- [Data to process]
** begin **
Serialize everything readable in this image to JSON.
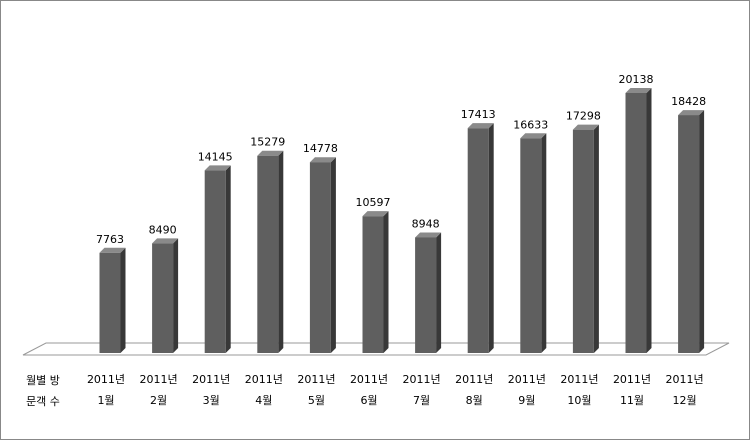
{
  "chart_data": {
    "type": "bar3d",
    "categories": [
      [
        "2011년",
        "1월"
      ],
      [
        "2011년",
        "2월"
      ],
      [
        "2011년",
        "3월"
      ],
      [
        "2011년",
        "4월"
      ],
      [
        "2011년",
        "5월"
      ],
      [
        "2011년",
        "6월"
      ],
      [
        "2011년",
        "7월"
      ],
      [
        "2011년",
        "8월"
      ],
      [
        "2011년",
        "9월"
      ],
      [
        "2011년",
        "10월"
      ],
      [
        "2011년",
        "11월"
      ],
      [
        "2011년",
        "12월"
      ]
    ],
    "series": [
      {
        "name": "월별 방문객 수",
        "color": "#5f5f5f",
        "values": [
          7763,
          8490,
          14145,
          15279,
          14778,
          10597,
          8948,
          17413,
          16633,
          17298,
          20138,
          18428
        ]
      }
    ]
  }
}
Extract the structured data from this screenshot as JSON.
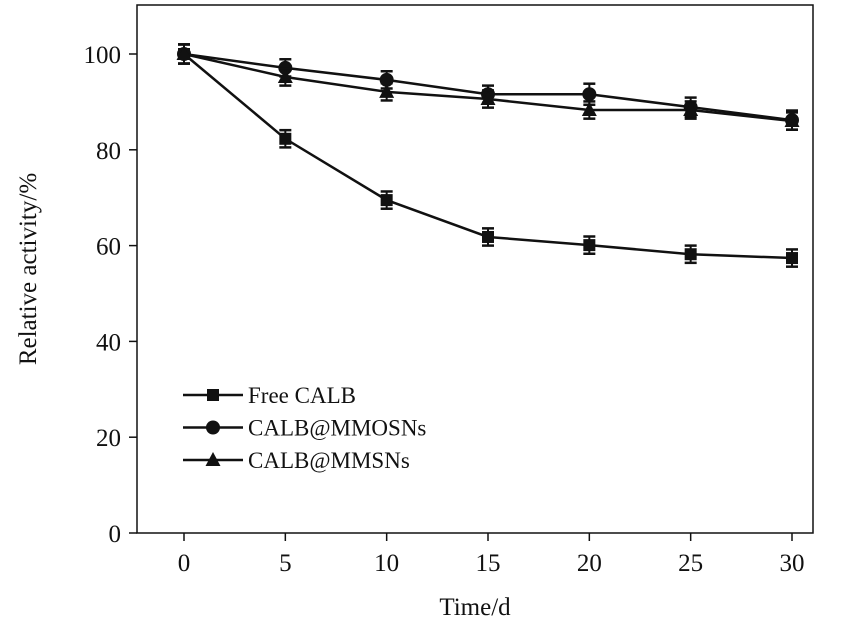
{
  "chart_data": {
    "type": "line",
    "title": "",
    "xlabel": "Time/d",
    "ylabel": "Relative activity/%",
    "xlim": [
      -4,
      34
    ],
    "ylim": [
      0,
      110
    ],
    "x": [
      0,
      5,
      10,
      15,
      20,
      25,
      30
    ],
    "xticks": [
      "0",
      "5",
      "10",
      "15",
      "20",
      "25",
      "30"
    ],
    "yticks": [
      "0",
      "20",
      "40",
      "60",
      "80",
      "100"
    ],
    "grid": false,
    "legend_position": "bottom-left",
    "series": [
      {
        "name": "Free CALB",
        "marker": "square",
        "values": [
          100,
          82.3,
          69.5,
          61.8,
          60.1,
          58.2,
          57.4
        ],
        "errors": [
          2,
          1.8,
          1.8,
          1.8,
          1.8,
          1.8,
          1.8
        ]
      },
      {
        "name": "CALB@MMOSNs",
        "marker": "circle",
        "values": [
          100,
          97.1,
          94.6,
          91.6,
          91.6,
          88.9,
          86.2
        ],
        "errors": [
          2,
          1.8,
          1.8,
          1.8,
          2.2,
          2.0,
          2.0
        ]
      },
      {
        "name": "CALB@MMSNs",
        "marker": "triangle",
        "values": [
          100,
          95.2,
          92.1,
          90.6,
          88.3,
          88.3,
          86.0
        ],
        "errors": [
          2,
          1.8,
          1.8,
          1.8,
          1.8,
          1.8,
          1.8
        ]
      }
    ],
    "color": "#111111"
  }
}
** end **
- [Your goal] Copy the data exactly. Any picture it contains is to be omitted.

- [Task answer]
Serialize everything readable in this image to JSON.
{
  "chart_data": {
    "type": "bar3d",
    "categories": [
      [
        "2011년",
        "1월"
      ],
      [
        "2011년",
        "2월"
      ],
      [
        "2011년",
        "3월"
      ],
      [
        "2011년",
        "4월"
      ],
      [
        "2011년",
        "5월"
      ],
      [
        "2011년",
        "6월"
      ],
      [
        "2011년",
        "7월"
      ],
      [
        "2011년",
        "8월"
      ],
      [
        "2011년",
        "9월"
      ],
      [
        "2011년",
        "10월"
      ],
      [
        "2011년",
        "11월"
      ],
      [
        "2011년",
        "12월"
      ]
    ],
    "series": [
      {
        "name": "월별 방문객 수",
        "color": "#5f5f5f",
        "values": [
          7763,
          8490,
          14145,
          15279,
          14778,
          10597,
          8948,
          17413,
          16633,
          17298,
          20138,
          18428
        ]
      }
    ]
  }
}
Extract the structured data from this screenshot as JSON.
{
  "chart_data": {
    "type": "line",
    "title": "",
    "xlabel": "Time/d",
    "ylabel": "Relative activity/%",
    "xlim": [
      -4,
      34
    ],
    "ylim": [
      0,
      110
    ],
    "x": [
      0,
      5,
      10,
      15,
      20,
      25,
      30
    ],
    "xticks": [
      "0",
      "5",
      "10",
      "15",
      "20",
      "25",
      "30"
    ],
    "yticks": [
      "0",
      "20",
      "40",
      "60",
      "80",
      "100"
    ],
    "grid": false,
    "legend_position": "bottom-left",
    "series": [
      {
        "name": "Free CALB",
        "marker": "square",
        "values": [
          100,
          82.3,
          69.5,
          61.8,
          60.1,
          58.2,
          57.4
        ],
        "errors": [
          2,
          1.8,
          1.8,
          1.8,
          1.8,
          1.8,
          1.8
        ]
      },
      {
        "name": "CALB@MMOSNs",
        "marker": "circle",
        "values": [
          100,
          97.1,
          94.6,
          91.6,
          91.6,
          88.9,
          86.2
        ],
        "errors": [
          2,
          1.8,
          1.8,
          1.8,
          2.2,
          2.0,
          2.0
        ]
      },
      {
        "name": "CALB@MMSNs",
        "marker": "triangle",
        "values": [
          100,
          95.2,
          92.1,
          90.6,
          88.3,
          88.3,
          86.0
        ],
        "errors": [
          2,
          1.8,
          1.8,
          1.8,
          1.8,
          1.8,
          1.8
        ]
      }
    ],
    "color": "#111111"
  }
}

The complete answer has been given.